Requirement: Count the lines that hold the string "قوله". Reply with the number alone.

------ Dataset excerpts

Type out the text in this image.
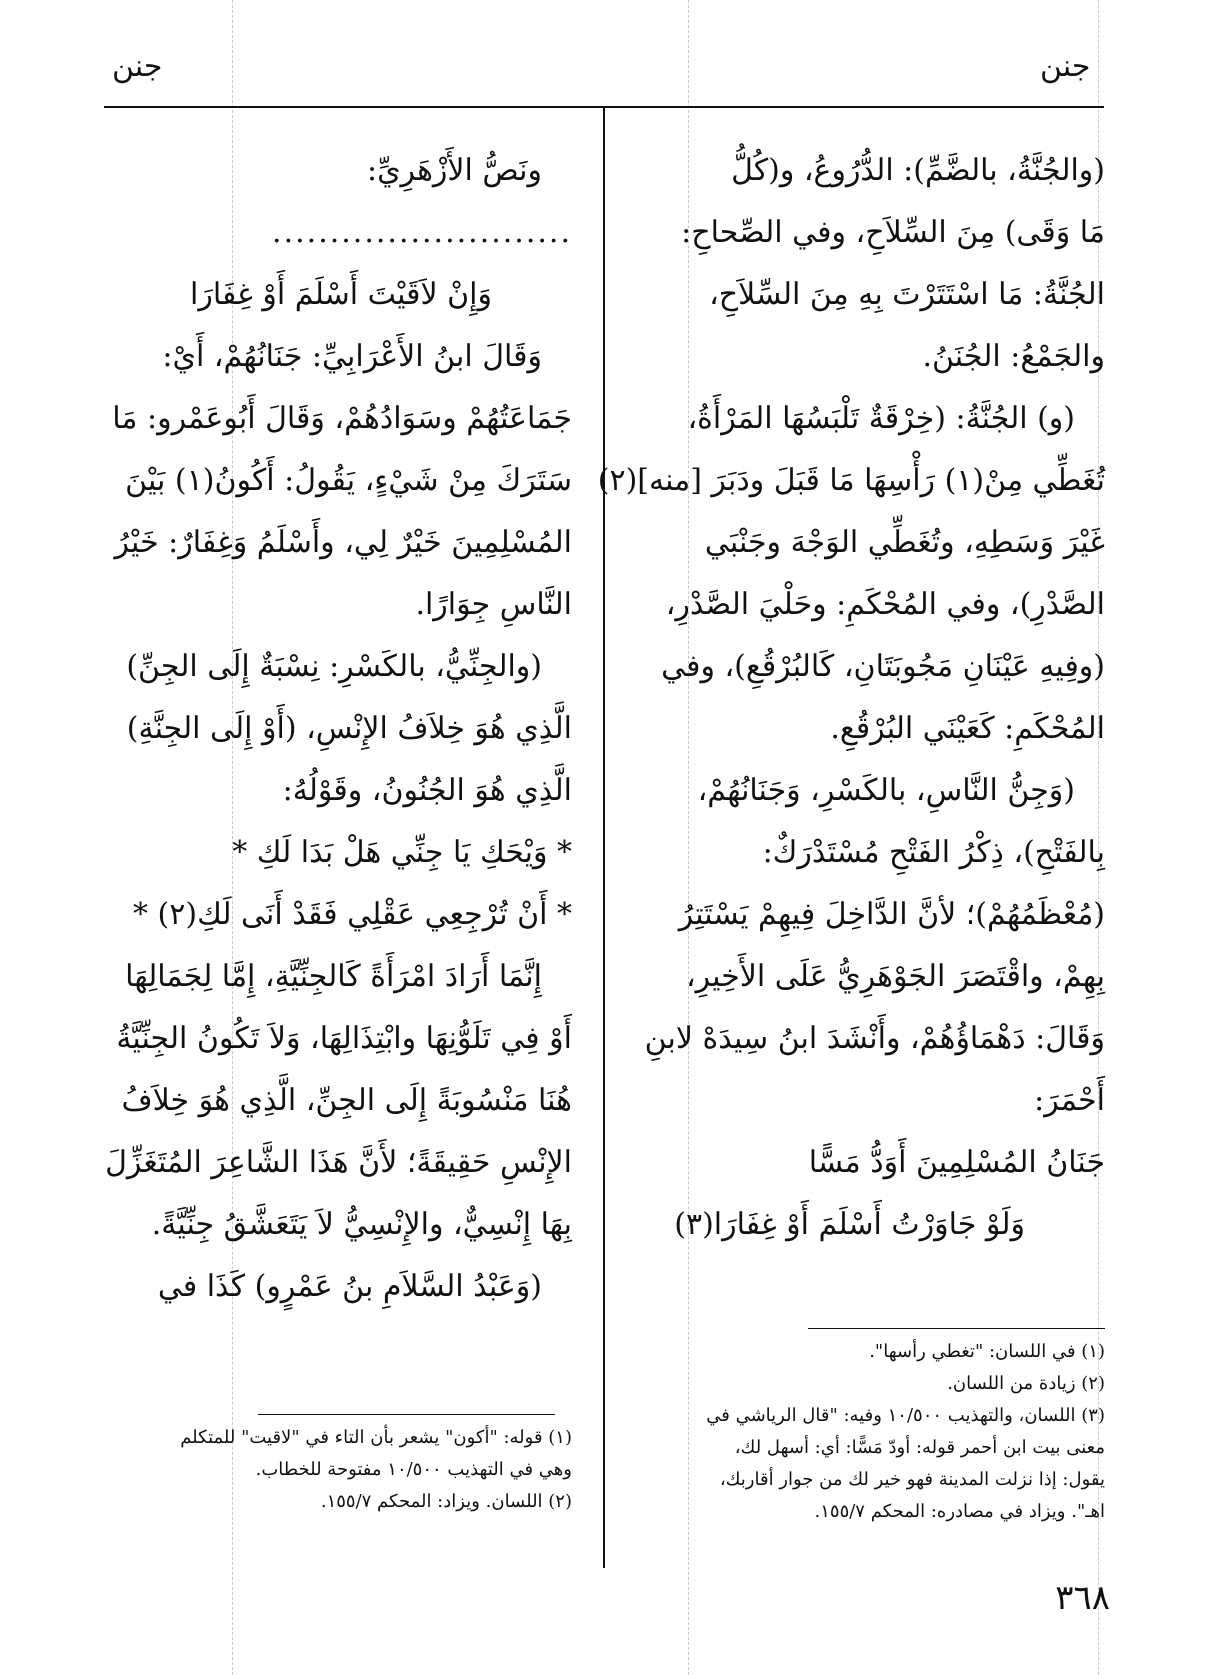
جنن	جنن
(والجُنَّةُ، بالضَّمِّ): الدُّرُوعُ، و(كُلُّ
مَا وَقَى) مِنَ السِّلاَحِ، وفي الصِّحاحِ:
الجُنَّةُ: مَا اسْتَتَرْتَ بِهِ مِنَ السِّلاَحِ،
والجَمْعُ: الجُنَنُ.
(و) الجُنَّةُ: (خِرْقَةٌ تَلْبَسُهَا المَرْأَةُ،
تُغَطِّي مِنْ(١) رَأْسِهَا مَا قَبَلَ ودَبَرَ [منه](٢)
غَيْرَ وَسَطِهِ، وتُغَطِّي الوَجْهَ وجَنْبَي
الصَّدْرِ)، وفي المُحْكَمِ: وحَلْيَ الصَّدْرِ،
(وفِيهِ عَيْنَانِ مَجُوبَتَانِ، كَالبُرْقُعِ)، وفي
المُحْكَمِ: كَعَيْنَي البُرْقُعِ.
(وَجِنُّ النَّاسِ، بالكَسْرِ، وَجَنَانُهُمْ،
بِالفَتْحِ)، ذِكْرُ الفَتْحِ مُسْتَدْرَكٌ:
(مُعْظَمُهُمْ)؛ لأنَّ الدَّاخِلَ فِيهِمْ يَسْتَتِرُ
بِهِمْ، واقْتَصَرَ الجَوْهَرِيُّ عَلَى الأَخِيرِ،
وَقَالَ: دَهْمَاؤُهُمْ، وأَنْشَدَ ابنُ سِيدَهْ لابنِ
أَحْمَرَ:
جَنَانُ المُسْلِمِينَ أَوَدُّ مَسًّا
وَلَوْ جَاوَرْتُ أَسْلَمَ أَوْ غِفَارَا(٣)
(١) في اللسان: "تغطي رأسها".
(٢) زيادة من اللسان.
(٣) اللسان، والتهذيب ١٠/٥٠٠ وفيه: "قال الرياشي في
معنى بيت ابن أحمر قوله: أودّ مَسًّا: أي: أسهل لك،
يقول: إذا نزلت المدينة فهو خير لك من جوار أقاربك،
اهـ". ويزاد في مصادره: المحكم ١٥٥/٧.
ونَصُّ الأَزْهَرِيِّ:
..........................
وَإِنْ لاَقَيْتَ أَسْلَمَ أَوْ غِفَارَا
وَقَالَ ابنُ الأَعْرَابِيِّ: جَنَانُهُمْ، أَيْ:
جَمَاعَتُهُمْ وسَوَادُهُمْ، وَقَالَ أَبُوعَمْرو: مَا
سَتَرَكَ مِنْ شَيْءٍ، يَقُولُ: أَكُونُ(١) بَيْنَ
المُسْلِمِينَ خَيْرٌ لِي، وأَسْلَمُ وَغِفَارٌ: خَيْرُ
النَّاسِ جِوَارًا.
(والجِنِّيُّ، بالكَسْرِ: نِسْبَةٌ إِلَى الجِنِّ)
الَّذِي هُوَ خِلاَفُ الإِنْسِ، (أَوْ إِلَى الجِنَّةِ)
الَّذِي هُوَ الجُنُونُ، وقَوْلُهُ:
* وَيْحَكِ يَا جِنِّي هَلْ بَدَا لَكِ *
* أَنْ تُرْجِعِي عَقْلِي فَقَدْ أَنَى لَكِ(٢) *
إِنَّمَا أَرَادَ امْرَأَةً كَالجِنِّيَّةِ، إِمَّا لِجَمَالِهَا
أَوْ فِي تَلَوُّنِهَا وابْتِذَالِهَا، وَلاَ تَكُونُ الجِنِّيَّةُ
هُنَا مَنْسُوبَةً إِلَى الجِنِّ، الَّذِي هُوَ خِلاَفُ
الإِنْسِ حَقِيقَةً؛ لأَنَّ هَذَا الشَّاعِرَ المُتَغَزِّلَ
بِهَا إِنْسِيٌّ، والإِنْسِيُّ لاَ يَتَعَشَّقُ جِنِّيَّةً.
(وَعَبْدُ السَّلاَمِ بنُ عَمْرٍو) كَذَا في
(١) قوله: "أكون" يشعر بأن التاء في "لاقيت" للمتكلم
وهي في التهذيب ١٠/٥٠٠ مفتوحة للخطاب.
(٢) اللسان. ويزاد: المحكم ١٥٥/٧.
٣٦٨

------------

Answer for this exercise: 2